▸ **YOUR GOAL**:
Will you give every entry again exactly as it stands?

▸ **INFORMATION PROVIDED**:
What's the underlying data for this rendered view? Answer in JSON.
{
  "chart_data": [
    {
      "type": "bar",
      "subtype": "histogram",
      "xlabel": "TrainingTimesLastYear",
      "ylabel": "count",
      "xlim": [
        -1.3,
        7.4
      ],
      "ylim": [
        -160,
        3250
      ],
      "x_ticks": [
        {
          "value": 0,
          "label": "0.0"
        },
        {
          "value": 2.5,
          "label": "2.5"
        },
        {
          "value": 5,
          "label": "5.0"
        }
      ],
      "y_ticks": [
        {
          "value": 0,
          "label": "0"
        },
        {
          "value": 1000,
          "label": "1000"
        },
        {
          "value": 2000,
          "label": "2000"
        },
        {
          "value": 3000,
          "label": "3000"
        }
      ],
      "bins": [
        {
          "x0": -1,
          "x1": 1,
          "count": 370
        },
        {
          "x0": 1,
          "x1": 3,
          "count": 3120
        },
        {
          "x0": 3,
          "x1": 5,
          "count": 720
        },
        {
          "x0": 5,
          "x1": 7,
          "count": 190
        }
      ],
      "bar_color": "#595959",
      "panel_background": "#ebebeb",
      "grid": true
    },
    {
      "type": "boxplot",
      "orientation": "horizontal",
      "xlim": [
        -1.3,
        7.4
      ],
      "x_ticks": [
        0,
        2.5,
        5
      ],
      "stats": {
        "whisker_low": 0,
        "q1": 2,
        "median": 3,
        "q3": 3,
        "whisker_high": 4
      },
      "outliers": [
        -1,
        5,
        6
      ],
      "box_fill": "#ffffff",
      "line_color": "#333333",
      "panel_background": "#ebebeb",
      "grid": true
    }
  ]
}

▸ **WRITTEN REPLY**:
What's the underlying data for this rendered view? Answer in JSON.
{
  "chart_data": [
    {
      "type": "bar",
      "subtype": "histogram",
      "xlabel": "TrainingTimesLastYear",
      "ylabel": "count",
      "xlim": [
        -1.3,
        7.4
      ],
      "ylim": [
        -160,
        3250
      ],
      "x_ticks": [
        {
          "value": 0,
          "label": "0.0"
        },
        {
          "value": 2.5,
          "label": "2.5"
        },
        {
          "value": 5,
          "label": "5.0"
        }
      ],
      "y_ticks": [
        {
          "value": 0,
          "label": "0"
        },
        {
          "value": 1000,
          "label": "1000"
        },
        {
          "value": 2000,
          "label": "2000"
        },
        {
          "value": 3000,
          "label": "3000"
        }
      ],
      "bins": [
        {
          "x0": -1,
          "x1": 1,
          "count": 370
        },
        {
          "x0": 1,
          "x1": 3,
          "count": 3120
        },
        {
          "x0": 3,
          "x1": 5,
          "count": 720
        },
        {
          "x0": 5,
          "x1": 7,
          "count": 190
        }
      ],
      "bar_color": "#595959",
      "panel_background": "#ebebeb",
      "grid": true
    },
    {
      "type": "boxplot",
      "orientation": "horizontal",
      "xlim": [
        -1.3,
        7.4
      ],
      "x_ticks": [
        0,
        2.5,
        5
      ],
      "stats": {
        "whisker_low": 0,
        "q1": 2,
        "median": 3,
        "q3": 3,
        "whisker_high": 4
      },
      "outliers": [
        -1,
        5,
        6
      ],
      "box_fill": "#ffffff",
      "line_color": "#333333",
      "panel_background": "#ebebeb",
      "grid": true
    }
  ]
}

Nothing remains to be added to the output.